- _Set exercise_
Exclude any images and output the remaining records exactly.

- _Data_
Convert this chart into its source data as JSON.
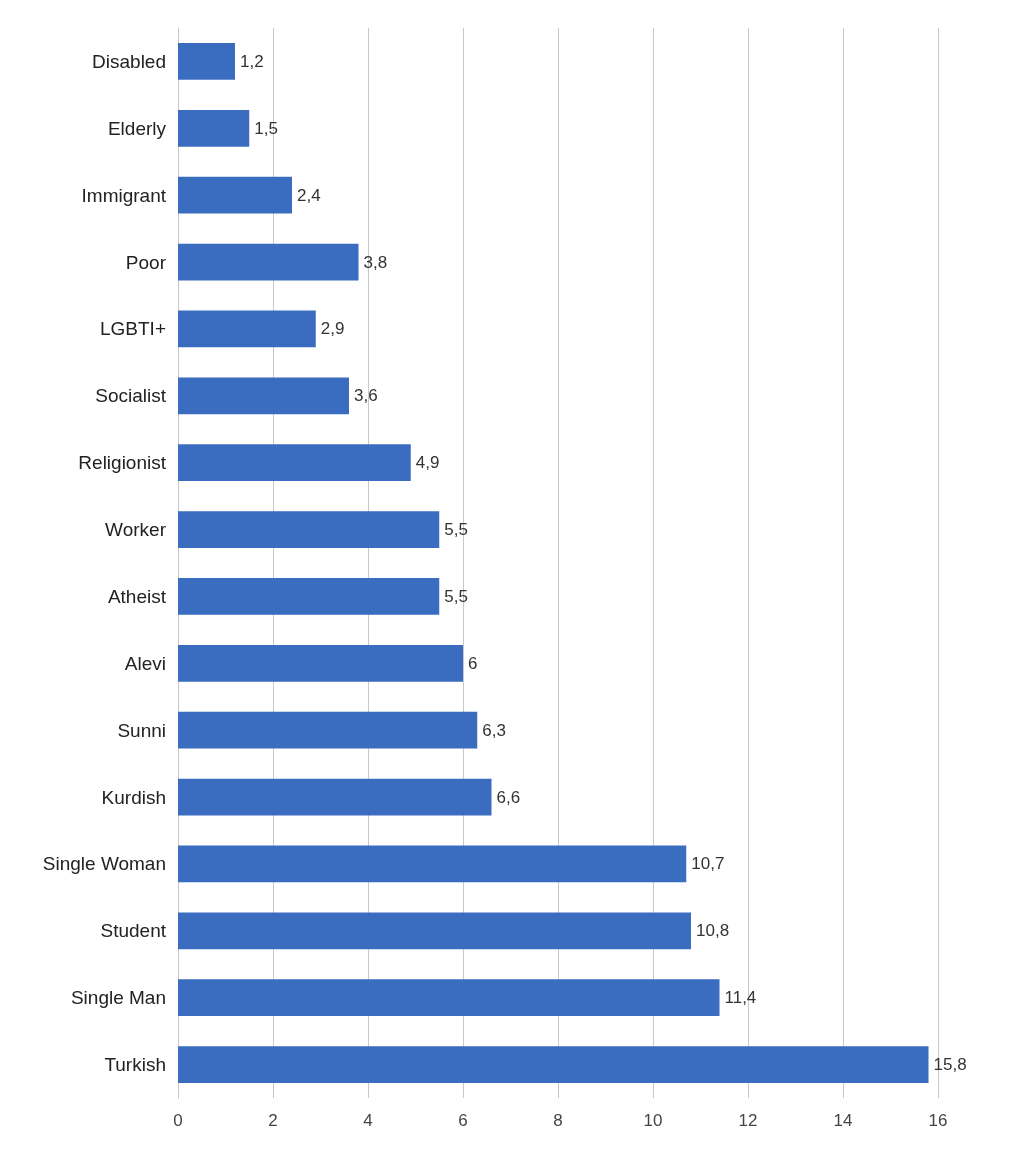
{
  "chart_data": {
    "type": "bar",
    "orientation": "horizontal",
    "categories": [
      "Disabled",
      "Elderly",
      "Immigrant",
      "Poor",
      "LGBTI+",
      "Socialist",
      "Religionist",
      "Worker",
      "Atheist",
      "Alevi",
      "Sunni",
      "Kurdish",
      "Single Woman",
      "Student",
      "Single Man",
      "Turkish"
    ],
    "values": [
      1.2,
      1.5,
      2.4,
      3.8,
      2.9,
      3.6,
      4.9,
      5.5,
      5.5,
      6,
      6.3,
      6.6,
      10.7,
      10.8,
      11.4,
      15.8
    ],
    "value_labels": [
      "1,2",
      "1,5",
      "2,4",
      "3,8",
      "2,9",
      "3,6",
      "4,9",
      "5,5",
      "5,5",
      "6",
      "6,3",
      "6,6",
      "10,7",
      "10,8",
      "11,4",
      "15,8"
    ],
    "color": "#3a6cc0",
    "xlim": [
      0,
      16
    ],
    "xticks": [
      0,
      2,
      4,
      6,
      8,
      10,
      12,
      14,
      16
    ],
    "grid": "x"
  }
}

- _Worked solution_
Convert this chart into its source data as JSON.
{
  "chart_data": {
    "type": "bar",
    "orientation": "horizontal",
    "categories": [
      "Disabled",
      "Elderly",
      "Immigrant",
      "Poor",
      "LGBTI+",
      "Socialist",
      "Religionist",
      "Worker",
      "Atheist",
      "Alevi",
      "Sunni",
      "Kurdish",
      "Single Woman",
      "Student",
      "Single Man",
      "Turkish"
    ],
    "values": [
      1.2,
      1.5,
      2.4,
      3.8,
      2.9,
      3.6,
      4.9,
      5.5,
      5.5,
      6,
      6.3,
      6.6,
      10.7,
      10.8,
      11.4,
      15.8
    ],
    "value_labels": [
      "1,2",
      "1,5",
      "2,4",
      "3,8",
      "2,9",
      "3,6",
      "4,9",
      "5,5",
      "5,5",
      "6",
      "6,3",
      "6,6",
      "10,7",
      "10,8",
      "11,4",
      "15,8"
    ],
    "color": "#3a6cc0",
    "xlim": [
      0,
      16
    ],
    "xticks": [
      0,
      2,
      4,
      6,
      8,
      10,
      12,
      14,
      16
    ],
    "grid": "x"
  }
}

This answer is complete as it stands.